++++ Supplied entries

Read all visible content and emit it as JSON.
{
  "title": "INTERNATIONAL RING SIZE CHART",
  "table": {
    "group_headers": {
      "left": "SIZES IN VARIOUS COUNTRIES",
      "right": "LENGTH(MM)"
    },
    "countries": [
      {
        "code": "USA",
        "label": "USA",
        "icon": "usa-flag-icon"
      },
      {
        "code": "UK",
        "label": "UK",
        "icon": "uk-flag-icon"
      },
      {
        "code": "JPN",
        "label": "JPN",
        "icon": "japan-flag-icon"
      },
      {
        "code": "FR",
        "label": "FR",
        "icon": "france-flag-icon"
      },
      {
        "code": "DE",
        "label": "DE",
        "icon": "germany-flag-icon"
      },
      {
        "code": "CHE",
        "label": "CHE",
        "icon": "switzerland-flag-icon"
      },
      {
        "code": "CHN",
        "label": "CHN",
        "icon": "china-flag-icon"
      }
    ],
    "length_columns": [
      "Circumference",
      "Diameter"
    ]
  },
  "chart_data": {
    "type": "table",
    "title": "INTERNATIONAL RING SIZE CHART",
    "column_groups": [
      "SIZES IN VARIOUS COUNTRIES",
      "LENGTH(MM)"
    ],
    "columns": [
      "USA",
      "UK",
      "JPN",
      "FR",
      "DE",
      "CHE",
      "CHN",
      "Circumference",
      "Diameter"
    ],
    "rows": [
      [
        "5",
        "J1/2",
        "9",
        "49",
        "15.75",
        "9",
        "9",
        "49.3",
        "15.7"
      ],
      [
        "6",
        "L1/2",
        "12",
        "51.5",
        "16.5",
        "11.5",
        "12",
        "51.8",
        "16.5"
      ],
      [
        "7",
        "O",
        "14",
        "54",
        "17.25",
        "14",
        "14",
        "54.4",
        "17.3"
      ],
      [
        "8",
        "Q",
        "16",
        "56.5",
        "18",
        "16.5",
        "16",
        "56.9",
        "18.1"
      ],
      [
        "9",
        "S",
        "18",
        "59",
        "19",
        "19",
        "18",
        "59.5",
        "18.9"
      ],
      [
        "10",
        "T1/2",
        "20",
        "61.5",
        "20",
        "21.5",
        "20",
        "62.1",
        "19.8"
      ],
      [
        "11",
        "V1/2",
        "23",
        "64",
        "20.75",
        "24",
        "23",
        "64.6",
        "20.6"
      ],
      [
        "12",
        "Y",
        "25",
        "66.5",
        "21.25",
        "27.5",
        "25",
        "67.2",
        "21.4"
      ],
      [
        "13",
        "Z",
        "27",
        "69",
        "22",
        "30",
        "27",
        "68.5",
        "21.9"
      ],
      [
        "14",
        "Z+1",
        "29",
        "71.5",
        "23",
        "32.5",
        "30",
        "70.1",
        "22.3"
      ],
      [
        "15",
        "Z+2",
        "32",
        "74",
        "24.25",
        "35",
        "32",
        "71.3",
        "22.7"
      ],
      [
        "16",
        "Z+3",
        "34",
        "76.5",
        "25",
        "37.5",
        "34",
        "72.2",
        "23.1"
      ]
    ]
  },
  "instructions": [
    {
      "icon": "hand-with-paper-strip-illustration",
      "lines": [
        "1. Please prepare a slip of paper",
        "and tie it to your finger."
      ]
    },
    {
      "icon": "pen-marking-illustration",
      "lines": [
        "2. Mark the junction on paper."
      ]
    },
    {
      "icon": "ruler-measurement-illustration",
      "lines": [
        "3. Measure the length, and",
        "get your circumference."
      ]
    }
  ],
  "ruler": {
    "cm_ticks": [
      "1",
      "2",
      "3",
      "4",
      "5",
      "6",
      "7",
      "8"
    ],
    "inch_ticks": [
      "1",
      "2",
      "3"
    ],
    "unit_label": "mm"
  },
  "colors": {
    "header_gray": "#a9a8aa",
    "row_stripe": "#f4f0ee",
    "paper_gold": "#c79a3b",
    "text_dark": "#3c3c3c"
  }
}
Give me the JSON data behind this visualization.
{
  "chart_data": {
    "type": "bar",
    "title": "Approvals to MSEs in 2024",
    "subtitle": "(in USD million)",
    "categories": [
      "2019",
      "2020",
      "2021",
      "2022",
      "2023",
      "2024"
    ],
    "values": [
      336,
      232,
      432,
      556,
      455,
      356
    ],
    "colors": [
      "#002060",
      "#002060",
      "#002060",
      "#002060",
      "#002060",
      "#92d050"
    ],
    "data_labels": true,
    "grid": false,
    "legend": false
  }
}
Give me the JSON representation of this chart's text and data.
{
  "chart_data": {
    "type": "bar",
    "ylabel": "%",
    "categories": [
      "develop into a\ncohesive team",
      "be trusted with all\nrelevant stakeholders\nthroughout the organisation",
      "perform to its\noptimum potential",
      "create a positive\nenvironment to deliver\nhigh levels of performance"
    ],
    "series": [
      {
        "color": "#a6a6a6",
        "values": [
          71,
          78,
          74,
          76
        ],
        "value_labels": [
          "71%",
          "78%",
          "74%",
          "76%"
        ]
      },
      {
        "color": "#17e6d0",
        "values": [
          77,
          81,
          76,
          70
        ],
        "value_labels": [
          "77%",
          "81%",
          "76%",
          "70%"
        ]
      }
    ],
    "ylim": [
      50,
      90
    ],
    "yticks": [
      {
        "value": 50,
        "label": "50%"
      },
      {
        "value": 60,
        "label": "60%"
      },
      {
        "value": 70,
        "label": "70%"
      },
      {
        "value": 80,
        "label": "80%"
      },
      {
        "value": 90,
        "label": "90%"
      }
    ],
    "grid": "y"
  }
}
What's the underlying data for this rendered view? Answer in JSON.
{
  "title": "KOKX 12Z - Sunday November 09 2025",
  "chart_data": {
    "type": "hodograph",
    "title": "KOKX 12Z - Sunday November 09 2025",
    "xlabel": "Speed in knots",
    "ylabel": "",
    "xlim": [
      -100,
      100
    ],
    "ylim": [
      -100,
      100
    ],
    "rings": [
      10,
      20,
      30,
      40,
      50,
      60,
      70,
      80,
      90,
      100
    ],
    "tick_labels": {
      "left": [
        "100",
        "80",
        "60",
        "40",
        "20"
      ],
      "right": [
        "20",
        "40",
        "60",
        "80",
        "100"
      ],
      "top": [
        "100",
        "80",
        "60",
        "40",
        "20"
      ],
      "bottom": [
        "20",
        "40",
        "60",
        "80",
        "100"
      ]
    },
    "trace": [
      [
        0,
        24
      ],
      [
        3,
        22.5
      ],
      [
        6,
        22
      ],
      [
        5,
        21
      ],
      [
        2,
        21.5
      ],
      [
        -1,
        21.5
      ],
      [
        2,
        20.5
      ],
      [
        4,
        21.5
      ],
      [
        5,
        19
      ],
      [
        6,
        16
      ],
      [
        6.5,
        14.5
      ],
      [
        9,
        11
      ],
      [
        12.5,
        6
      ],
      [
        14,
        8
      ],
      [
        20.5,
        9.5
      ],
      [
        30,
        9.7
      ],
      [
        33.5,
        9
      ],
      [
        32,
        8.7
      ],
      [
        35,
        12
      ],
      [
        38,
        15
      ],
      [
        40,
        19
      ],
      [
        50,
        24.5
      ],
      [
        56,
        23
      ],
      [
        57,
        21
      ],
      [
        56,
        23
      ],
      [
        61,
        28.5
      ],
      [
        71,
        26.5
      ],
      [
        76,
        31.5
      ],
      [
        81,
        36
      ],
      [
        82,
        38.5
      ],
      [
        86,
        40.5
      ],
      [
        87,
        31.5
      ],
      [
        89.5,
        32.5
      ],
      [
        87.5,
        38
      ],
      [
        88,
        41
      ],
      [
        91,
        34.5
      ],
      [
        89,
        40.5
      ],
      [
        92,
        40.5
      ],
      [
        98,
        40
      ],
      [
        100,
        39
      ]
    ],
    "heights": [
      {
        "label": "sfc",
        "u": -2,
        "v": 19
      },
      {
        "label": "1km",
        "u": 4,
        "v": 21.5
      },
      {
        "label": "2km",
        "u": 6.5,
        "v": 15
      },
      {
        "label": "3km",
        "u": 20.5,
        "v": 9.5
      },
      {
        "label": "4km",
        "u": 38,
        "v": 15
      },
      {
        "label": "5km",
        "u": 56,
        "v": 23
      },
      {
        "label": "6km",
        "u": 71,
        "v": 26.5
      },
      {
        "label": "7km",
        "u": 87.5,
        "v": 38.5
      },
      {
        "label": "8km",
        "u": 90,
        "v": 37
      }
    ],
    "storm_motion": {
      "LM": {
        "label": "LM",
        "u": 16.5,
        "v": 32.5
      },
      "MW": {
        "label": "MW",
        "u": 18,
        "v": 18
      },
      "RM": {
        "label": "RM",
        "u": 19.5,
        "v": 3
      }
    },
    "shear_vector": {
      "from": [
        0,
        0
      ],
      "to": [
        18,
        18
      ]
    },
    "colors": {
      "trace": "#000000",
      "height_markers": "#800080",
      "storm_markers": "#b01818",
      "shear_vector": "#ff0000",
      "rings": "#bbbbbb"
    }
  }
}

++++++++

Short task | Copy all lines from the entries that contain the word "Give".

Full answer |
Give me the JSON data behind this visualization.
Give me the JSON representation of this chart's text and data.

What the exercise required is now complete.